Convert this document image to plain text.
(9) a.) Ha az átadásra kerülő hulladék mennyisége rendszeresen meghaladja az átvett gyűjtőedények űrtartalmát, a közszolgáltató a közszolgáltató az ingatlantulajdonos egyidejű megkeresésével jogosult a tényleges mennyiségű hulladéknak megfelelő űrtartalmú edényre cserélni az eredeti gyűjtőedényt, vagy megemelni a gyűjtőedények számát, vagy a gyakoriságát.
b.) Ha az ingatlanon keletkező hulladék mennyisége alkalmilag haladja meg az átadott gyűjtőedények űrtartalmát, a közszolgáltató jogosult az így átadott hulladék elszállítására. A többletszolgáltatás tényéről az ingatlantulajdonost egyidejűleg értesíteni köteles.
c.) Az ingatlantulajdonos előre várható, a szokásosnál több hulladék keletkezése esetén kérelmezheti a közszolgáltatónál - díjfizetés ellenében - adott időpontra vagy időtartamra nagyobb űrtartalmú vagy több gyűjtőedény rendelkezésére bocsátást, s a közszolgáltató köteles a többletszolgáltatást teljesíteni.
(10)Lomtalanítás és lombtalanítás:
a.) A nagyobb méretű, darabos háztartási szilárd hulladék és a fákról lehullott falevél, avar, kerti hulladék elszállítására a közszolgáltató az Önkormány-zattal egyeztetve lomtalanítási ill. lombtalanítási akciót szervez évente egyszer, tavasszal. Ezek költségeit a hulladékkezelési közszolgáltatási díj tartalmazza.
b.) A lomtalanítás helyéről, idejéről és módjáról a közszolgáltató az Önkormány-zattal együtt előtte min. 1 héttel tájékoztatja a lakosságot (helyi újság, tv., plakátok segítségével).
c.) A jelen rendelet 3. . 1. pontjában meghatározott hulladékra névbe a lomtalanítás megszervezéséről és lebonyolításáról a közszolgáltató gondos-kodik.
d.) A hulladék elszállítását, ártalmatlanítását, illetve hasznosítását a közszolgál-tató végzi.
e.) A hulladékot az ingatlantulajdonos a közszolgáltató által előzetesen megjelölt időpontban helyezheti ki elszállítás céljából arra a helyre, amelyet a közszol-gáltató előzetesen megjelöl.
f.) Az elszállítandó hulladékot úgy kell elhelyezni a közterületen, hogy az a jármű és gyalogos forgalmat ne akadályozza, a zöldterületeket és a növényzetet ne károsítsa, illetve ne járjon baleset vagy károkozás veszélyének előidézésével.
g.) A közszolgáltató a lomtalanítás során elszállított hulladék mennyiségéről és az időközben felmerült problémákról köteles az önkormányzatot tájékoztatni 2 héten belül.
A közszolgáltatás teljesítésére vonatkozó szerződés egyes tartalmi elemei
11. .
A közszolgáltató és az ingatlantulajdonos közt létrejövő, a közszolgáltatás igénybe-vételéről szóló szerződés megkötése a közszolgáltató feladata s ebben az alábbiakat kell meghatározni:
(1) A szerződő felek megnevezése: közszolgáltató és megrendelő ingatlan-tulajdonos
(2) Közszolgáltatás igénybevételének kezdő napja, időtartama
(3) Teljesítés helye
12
...
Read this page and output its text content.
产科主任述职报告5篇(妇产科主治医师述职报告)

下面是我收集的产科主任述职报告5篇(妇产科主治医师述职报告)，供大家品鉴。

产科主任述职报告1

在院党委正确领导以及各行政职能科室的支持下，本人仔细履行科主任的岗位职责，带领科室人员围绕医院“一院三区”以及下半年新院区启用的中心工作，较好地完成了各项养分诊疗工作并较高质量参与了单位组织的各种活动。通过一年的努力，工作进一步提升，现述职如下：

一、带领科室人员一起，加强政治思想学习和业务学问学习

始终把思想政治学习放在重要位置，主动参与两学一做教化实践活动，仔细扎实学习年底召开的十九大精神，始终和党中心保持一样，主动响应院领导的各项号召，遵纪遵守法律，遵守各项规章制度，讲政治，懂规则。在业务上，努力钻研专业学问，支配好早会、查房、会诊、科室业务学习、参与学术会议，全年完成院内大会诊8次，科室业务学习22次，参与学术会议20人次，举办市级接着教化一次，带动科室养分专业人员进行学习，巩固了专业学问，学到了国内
...
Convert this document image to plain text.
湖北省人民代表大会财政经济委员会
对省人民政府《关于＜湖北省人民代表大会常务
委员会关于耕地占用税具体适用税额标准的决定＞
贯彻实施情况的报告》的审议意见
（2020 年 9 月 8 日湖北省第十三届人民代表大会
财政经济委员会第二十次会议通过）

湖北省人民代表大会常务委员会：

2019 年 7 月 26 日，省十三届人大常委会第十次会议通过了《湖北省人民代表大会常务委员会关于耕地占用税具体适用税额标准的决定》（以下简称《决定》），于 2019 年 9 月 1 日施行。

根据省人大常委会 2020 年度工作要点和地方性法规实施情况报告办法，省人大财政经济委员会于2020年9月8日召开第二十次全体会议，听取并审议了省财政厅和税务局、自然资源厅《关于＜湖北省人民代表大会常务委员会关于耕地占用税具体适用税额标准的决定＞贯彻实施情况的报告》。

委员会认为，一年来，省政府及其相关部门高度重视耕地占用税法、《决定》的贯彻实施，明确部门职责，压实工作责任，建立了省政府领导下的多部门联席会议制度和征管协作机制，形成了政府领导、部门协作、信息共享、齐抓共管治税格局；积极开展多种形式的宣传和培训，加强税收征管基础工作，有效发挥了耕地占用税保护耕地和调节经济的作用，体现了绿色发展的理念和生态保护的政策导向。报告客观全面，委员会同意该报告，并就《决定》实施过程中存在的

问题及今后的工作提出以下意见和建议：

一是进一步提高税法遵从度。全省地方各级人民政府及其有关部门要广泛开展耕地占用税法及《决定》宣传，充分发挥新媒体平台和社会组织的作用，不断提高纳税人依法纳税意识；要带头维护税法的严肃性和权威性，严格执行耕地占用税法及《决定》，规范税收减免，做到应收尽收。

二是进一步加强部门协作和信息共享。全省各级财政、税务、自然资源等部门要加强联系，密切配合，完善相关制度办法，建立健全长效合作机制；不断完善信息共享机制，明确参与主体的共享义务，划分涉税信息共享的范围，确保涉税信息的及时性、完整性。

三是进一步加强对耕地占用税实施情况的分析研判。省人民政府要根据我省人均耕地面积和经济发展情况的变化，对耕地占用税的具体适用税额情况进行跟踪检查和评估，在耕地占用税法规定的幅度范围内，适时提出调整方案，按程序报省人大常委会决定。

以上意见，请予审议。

▶ The task:
All lines holding the word "湖北省人民代表大会常务委员会关于耕地占用税具体适用税额标准的决定" should be picked out and copied.

▶ The response:
2019 年 7 月 26 日，省十三届人大常委会第十次会议通过了《湖北省人民代表大会常务委员会关于耕地占用税具体适用税额标准的决定》（以下简称《决定》），于 2019 年 9 月 1 日施行。
根据省人大常委会 2020 年度工作要点和地方性法规实施情况报告办法，省人大财政经济委员会于2020年9月8日召开第二十次全体会议，听取并审议了省财政厅和税务局、自然资源厅《关于＜湖北省人民代表大会常务委员会关于耕地占用税具体适用税额标准的决定＞贯彻实施情况的报告》。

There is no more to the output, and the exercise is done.